Given exercise:
Locate the lines of the listing below that hold "southern", then copy each of them.

Dataset rows:
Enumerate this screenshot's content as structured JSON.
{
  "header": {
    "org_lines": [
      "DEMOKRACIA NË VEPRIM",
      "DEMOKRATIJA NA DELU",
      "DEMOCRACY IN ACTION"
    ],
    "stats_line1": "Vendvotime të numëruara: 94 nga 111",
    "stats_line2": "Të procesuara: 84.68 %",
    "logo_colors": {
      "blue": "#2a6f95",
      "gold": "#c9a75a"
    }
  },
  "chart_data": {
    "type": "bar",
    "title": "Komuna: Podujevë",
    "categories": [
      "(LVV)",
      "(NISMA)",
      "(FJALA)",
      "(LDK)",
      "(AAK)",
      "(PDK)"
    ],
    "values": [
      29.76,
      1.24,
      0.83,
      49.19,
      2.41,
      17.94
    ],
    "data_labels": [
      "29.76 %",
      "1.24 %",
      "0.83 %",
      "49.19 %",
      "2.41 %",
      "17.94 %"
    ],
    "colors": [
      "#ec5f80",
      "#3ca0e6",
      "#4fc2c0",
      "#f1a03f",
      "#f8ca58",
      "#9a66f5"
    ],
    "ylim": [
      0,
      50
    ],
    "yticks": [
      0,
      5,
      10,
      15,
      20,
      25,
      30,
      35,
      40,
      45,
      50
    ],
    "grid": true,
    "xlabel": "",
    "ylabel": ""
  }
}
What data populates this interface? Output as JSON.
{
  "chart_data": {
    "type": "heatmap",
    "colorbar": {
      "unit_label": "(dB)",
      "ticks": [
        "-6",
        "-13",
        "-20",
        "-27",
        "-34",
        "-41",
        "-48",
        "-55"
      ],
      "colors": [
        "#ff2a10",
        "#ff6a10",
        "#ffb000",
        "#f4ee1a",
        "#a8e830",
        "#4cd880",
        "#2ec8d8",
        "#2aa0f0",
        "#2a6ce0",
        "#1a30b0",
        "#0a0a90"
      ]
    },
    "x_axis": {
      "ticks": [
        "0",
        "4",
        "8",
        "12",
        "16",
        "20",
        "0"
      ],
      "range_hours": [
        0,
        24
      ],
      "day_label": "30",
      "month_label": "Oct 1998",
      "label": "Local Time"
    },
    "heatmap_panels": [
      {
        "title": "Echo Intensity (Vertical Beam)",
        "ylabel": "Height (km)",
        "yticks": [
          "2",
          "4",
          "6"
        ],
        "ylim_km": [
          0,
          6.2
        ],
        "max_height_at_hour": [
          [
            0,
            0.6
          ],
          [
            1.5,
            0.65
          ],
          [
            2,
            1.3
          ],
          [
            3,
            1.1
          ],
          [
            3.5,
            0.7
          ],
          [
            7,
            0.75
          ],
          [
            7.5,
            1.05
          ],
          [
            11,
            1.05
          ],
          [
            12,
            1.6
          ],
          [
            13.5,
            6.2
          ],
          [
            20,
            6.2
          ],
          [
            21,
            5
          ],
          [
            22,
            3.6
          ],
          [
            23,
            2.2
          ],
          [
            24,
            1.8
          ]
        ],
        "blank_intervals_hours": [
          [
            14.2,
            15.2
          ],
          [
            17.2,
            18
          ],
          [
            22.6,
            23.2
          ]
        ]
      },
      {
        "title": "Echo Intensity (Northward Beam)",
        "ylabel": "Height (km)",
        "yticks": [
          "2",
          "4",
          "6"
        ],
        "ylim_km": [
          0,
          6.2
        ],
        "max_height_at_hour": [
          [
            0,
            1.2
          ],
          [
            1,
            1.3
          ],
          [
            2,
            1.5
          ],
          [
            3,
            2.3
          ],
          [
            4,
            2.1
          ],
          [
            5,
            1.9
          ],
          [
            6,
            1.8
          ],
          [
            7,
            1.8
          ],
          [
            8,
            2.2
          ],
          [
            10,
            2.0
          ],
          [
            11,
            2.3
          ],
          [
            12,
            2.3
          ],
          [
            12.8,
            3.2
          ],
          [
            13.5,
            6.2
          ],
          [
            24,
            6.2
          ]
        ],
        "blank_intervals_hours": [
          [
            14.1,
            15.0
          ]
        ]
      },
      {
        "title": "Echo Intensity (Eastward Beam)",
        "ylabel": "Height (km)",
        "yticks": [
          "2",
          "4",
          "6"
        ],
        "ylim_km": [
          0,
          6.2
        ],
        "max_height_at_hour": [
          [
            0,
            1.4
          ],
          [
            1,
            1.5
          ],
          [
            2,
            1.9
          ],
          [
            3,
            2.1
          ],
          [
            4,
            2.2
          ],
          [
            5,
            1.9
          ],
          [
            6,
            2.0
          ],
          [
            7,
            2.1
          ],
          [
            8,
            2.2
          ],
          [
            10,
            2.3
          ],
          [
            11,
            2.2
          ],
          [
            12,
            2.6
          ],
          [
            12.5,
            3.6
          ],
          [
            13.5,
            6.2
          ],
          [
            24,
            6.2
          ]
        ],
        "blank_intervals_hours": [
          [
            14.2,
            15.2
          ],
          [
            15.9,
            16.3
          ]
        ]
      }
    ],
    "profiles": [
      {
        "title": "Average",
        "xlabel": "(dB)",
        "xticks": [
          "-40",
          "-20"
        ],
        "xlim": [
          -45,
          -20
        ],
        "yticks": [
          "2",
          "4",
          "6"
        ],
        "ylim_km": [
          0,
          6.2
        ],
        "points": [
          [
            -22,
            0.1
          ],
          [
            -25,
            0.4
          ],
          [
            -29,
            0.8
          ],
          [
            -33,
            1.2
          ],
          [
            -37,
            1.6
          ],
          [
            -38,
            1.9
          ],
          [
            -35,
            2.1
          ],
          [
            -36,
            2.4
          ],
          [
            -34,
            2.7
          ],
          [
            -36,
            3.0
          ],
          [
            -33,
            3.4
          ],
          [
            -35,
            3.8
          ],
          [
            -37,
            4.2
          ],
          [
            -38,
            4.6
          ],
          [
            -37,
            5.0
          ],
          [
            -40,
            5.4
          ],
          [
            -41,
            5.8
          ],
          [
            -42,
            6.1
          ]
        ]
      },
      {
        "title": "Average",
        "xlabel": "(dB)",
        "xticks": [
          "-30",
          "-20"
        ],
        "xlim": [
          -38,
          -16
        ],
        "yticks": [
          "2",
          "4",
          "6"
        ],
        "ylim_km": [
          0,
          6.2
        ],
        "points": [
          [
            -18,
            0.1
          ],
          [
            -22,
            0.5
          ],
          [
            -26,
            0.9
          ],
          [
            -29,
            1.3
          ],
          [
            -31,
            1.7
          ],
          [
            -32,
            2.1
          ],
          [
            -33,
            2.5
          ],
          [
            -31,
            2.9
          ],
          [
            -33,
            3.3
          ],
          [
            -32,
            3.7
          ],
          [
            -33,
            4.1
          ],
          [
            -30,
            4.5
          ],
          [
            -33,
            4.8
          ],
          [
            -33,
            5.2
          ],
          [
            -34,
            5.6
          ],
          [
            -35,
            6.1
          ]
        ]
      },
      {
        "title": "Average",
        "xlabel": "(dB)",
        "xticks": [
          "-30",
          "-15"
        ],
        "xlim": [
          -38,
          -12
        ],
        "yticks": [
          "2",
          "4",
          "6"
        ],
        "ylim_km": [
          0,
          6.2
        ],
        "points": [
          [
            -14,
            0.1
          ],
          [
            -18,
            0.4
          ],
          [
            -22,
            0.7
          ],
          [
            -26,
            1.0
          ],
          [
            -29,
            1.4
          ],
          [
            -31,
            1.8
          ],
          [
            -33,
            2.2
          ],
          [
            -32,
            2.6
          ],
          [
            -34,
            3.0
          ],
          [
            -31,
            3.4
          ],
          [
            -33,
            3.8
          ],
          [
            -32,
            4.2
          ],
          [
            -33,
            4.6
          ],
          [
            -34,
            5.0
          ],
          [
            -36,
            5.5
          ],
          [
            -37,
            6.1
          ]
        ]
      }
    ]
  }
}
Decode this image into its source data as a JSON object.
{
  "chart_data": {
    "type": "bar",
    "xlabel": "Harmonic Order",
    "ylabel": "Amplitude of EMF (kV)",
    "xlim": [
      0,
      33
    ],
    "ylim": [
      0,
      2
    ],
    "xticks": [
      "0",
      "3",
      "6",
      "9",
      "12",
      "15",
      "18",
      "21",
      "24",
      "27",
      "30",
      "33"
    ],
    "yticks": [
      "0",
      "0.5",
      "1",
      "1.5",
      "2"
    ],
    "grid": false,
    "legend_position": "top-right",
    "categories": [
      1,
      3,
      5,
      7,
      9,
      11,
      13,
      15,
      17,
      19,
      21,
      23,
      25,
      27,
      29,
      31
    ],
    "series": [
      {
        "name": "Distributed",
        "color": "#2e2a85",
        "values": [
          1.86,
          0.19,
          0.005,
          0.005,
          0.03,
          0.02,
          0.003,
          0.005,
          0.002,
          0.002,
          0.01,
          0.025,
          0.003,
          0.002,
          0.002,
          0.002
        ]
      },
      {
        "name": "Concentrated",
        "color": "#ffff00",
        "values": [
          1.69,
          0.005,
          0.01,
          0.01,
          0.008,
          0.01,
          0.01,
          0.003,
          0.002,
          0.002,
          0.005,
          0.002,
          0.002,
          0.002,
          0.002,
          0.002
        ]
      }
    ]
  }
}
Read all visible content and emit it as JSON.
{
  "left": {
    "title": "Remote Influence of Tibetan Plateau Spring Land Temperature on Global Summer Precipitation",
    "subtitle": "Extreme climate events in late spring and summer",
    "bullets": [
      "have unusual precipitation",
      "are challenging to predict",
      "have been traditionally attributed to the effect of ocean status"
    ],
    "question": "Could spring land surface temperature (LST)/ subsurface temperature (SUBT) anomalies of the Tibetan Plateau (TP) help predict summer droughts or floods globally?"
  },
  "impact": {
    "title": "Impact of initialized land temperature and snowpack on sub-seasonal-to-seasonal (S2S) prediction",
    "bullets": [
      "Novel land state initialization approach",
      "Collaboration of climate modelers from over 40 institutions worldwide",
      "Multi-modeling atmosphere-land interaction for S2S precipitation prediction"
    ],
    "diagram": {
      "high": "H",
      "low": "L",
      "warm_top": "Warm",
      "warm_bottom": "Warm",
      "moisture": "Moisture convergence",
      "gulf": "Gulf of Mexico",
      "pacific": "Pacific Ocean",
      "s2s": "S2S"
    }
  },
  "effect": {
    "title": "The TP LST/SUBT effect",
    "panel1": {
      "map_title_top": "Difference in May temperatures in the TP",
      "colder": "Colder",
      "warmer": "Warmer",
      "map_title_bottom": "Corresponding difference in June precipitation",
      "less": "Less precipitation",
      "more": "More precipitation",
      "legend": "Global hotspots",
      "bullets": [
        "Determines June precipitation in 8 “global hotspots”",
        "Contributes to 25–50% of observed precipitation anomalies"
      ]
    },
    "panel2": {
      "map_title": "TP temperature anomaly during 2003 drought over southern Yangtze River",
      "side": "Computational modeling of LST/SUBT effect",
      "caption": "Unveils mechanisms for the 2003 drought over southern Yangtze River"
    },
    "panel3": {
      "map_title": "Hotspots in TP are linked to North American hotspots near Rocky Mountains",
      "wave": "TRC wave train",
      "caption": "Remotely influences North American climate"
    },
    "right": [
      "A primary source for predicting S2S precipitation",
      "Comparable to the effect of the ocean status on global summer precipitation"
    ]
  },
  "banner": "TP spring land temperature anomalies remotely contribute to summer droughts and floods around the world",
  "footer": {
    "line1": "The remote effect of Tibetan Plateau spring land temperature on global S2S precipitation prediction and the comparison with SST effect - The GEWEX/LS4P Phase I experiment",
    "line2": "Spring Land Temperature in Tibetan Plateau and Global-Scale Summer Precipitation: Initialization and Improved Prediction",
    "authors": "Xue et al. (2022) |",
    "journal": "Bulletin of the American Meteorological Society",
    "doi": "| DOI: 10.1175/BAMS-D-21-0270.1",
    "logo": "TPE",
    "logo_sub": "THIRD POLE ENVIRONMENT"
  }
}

Task output:
      "map_title": "TP temperature anomaly during 2003 drought over southern Yangtze River",
      "caption": "Unveils mechanisms for the 2003 drought over southern Yangtze River"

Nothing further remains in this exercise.